[start SUPPLIED MATERIAL]

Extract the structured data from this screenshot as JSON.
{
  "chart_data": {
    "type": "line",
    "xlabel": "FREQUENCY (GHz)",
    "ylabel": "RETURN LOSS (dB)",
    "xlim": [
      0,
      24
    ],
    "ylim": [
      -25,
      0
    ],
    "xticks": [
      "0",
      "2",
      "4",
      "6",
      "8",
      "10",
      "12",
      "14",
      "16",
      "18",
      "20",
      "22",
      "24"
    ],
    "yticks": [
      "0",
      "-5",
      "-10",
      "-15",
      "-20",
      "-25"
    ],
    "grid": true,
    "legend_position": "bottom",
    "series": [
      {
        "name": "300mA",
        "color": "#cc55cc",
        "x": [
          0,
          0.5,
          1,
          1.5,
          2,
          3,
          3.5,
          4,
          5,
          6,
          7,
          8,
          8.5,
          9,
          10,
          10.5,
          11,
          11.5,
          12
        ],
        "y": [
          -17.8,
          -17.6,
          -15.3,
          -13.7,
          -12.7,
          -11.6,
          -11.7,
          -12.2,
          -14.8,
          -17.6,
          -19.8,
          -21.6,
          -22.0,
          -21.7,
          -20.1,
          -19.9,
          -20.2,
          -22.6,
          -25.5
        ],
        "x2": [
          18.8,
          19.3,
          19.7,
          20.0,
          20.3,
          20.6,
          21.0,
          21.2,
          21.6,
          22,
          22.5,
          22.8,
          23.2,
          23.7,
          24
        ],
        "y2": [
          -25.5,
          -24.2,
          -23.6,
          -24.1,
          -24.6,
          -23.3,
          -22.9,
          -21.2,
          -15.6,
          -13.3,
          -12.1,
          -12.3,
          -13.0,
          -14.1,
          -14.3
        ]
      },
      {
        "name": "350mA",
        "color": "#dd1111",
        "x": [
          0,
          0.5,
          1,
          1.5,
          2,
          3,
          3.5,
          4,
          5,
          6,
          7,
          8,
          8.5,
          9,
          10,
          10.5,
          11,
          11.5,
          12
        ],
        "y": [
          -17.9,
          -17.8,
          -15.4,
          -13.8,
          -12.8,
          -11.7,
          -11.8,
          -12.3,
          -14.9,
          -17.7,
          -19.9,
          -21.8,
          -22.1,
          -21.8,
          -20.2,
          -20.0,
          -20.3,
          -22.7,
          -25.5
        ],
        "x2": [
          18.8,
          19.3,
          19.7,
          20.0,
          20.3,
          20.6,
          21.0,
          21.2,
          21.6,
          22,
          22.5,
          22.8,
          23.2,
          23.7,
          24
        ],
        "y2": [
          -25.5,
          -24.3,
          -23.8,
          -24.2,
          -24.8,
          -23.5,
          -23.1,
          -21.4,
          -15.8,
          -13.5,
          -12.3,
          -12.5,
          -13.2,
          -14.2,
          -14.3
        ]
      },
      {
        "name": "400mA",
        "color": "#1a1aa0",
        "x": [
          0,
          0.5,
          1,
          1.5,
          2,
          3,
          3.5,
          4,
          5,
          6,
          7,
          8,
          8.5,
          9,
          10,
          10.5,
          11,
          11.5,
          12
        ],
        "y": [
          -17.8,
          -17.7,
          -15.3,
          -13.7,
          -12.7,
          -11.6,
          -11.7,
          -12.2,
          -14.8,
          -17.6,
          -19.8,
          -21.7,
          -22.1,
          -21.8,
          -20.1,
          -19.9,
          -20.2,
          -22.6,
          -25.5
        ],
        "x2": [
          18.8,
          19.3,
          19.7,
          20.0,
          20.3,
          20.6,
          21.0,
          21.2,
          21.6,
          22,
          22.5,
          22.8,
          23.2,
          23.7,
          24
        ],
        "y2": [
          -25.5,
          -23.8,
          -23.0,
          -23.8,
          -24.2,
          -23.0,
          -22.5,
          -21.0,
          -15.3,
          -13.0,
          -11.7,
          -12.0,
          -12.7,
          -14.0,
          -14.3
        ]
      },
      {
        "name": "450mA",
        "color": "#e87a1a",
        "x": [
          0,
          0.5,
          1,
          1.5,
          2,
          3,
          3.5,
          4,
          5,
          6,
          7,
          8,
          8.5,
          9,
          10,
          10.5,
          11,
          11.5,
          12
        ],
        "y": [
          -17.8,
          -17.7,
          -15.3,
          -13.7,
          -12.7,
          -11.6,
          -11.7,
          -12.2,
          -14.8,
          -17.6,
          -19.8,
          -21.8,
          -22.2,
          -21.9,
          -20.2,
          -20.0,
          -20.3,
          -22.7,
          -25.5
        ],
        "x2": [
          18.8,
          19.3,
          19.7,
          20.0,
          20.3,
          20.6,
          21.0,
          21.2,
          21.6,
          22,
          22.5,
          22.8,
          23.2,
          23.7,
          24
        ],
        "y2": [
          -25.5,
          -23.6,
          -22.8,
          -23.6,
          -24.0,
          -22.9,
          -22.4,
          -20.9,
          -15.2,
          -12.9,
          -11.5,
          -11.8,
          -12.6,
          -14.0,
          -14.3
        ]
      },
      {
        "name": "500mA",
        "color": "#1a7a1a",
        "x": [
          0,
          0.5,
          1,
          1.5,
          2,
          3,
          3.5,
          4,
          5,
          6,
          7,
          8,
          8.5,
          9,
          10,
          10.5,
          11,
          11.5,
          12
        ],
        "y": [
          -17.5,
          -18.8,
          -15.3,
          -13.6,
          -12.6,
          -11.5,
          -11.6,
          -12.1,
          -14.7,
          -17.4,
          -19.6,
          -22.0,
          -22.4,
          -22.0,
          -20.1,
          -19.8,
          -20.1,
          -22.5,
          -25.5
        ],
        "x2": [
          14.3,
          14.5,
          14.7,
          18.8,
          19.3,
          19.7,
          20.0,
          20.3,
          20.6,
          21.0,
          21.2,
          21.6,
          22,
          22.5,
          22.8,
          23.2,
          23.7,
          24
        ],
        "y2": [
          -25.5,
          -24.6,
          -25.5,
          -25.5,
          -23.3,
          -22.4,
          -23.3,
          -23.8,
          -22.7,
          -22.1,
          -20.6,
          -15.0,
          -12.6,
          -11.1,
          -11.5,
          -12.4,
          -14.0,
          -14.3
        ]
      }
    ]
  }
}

[end SUPPLIED MATERIAL]

## EXERCISE DIRECTIONS
From the listing above, collect each line in which the string "color" appears.

## THE RESPONSE
        "color": "#cc55cc",
        "color": "#dd1111",
        "color": "#1a1aa0",
        "color": "#e87a1a",
        "color": "#1a7a1a",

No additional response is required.